- **Task goal**
Find every line in the records below that holds the word "JSON", and copy it out.

- **Information shown**
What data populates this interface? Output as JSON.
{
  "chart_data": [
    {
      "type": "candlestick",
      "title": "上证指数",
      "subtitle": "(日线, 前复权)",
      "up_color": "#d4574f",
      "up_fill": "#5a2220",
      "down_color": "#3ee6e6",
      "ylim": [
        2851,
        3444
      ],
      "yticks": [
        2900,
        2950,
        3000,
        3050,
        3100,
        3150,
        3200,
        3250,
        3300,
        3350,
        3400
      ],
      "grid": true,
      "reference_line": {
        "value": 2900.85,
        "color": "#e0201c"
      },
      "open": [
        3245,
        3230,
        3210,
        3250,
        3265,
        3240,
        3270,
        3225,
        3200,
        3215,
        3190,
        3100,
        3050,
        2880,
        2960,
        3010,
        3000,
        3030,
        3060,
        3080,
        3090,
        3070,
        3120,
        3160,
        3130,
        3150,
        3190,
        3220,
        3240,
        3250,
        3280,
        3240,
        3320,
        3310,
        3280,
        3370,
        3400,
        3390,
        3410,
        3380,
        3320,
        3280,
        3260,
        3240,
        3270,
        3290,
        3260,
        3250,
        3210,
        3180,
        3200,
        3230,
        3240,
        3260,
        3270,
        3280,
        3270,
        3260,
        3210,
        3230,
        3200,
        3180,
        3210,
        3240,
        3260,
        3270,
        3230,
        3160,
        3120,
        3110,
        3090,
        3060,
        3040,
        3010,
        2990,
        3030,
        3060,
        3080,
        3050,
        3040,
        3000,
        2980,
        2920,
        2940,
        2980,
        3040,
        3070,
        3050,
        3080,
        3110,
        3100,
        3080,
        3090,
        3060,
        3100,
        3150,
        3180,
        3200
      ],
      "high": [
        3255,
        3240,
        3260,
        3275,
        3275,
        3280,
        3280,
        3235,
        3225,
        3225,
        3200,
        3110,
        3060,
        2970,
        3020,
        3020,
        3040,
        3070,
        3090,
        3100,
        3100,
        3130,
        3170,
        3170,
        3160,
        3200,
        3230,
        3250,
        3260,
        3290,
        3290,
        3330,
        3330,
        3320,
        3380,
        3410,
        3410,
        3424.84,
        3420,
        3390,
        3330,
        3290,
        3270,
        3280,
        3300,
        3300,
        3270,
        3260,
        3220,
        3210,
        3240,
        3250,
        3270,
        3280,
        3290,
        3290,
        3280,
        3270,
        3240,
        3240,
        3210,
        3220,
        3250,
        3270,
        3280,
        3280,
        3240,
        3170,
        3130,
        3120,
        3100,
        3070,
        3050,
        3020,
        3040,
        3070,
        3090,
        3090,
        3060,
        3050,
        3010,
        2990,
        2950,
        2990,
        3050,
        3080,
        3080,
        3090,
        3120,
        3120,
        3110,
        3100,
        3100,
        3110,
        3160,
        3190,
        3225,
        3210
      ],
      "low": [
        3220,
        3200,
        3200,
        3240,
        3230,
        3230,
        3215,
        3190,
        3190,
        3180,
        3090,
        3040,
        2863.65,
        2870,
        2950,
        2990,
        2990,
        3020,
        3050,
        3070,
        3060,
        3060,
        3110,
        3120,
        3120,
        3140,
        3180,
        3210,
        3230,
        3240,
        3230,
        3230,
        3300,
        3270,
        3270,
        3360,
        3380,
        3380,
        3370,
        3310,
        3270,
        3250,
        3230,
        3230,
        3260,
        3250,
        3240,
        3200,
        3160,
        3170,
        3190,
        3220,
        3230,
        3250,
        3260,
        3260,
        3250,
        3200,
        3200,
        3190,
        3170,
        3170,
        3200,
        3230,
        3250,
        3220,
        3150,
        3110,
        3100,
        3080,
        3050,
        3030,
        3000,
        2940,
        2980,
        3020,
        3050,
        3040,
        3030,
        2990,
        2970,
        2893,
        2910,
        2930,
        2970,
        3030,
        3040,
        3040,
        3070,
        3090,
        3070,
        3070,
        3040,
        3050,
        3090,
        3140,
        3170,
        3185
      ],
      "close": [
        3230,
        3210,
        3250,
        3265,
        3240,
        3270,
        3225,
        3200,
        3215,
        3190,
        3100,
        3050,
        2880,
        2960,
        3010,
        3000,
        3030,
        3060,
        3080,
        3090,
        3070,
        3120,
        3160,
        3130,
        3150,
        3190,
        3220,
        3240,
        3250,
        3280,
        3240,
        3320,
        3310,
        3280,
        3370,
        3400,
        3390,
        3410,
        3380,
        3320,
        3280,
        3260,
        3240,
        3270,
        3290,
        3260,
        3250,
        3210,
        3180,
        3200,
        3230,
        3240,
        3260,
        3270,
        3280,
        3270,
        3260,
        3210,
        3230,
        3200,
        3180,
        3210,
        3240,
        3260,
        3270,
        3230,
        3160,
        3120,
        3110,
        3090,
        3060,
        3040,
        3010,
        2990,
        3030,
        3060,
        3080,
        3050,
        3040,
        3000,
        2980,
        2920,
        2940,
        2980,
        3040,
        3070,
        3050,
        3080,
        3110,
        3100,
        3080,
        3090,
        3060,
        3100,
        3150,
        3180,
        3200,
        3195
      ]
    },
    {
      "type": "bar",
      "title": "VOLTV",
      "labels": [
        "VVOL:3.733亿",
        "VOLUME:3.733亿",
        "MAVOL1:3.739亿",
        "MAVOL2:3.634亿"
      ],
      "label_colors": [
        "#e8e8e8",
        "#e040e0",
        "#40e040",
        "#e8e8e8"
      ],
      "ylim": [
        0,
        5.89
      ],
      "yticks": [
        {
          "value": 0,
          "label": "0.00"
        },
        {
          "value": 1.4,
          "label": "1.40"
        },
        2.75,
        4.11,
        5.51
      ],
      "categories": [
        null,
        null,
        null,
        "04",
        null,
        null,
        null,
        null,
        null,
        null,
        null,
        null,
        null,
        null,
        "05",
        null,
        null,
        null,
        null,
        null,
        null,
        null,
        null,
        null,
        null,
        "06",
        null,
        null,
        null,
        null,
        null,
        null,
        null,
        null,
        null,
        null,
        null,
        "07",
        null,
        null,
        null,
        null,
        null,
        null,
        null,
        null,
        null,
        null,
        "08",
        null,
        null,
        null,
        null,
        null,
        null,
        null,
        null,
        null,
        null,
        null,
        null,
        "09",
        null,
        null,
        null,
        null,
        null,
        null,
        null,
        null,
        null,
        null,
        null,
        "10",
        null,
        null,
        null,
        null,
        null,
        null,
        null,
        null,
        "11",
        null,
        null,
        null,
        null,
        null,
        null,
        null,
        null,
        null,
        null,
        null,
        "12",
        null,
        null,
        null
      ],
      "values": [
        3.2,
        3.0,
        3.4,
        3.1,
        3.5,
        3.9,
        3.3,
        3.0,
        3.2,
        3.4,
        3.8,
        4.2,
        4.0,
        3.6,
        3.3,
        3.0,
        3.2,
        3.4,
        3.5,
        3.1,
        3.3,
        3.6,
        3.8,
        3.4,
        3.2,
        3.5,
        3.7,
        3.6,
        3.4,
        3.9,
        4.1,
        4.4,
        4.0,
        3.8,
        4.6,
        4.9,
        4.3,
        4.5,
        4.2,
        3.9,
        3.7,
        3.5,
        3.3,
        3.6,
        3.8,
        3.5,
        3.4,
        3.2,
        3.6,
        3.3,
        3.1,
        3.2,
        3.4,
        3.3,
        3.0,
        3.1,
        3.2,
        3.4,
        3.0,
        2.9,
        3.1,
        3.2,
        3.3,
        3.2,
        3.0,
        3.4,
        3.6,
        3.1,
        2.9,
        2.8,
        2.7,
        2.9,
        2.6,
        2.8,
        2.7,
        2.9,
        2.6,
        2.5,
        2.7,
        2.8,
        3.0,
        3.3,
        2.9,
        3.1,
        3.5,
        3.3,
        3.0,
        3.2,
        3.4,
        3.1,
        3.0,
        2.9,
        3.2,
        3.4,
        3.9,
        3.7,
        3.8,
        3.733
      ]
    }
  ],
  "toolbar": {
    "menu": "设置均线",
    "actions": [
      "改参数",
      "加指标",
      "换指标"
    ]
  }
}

...

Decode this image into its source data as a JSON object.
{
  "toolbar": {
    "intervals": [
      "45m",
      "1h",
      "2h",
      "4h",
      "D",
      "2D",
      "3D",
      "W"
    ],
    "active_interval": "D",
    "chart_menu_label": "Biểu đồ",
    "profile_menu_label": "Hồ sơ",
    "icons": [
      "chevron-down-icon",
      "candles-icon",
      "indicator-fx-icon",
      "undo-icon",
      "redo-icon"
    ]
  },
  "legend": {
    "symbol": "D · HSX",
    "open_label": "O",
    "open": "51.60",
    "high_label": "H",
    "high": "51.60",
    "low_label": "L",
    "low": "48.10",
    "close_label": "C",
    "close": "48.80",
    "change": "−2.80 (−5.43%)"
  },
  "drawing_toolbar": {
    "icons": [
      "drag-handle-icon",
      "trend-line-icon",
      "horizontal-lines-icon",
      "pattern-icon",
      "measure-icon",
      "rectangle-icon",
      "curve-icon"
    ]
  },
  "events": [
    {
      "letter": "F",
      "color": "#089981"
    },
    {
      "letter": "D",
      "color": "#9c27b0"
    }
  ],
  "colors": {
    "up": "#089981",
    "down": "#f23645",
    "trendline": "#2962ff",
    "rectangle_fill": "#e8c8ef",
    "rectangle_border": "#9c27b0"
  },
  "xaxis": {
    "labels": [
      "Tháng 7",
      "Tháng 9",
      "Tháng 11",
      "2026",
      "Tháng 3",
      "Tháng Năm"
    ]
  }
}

- **Reply to the task**
What data populates this interface? Output as JSON.
Decode this image into its source data as a JSON object.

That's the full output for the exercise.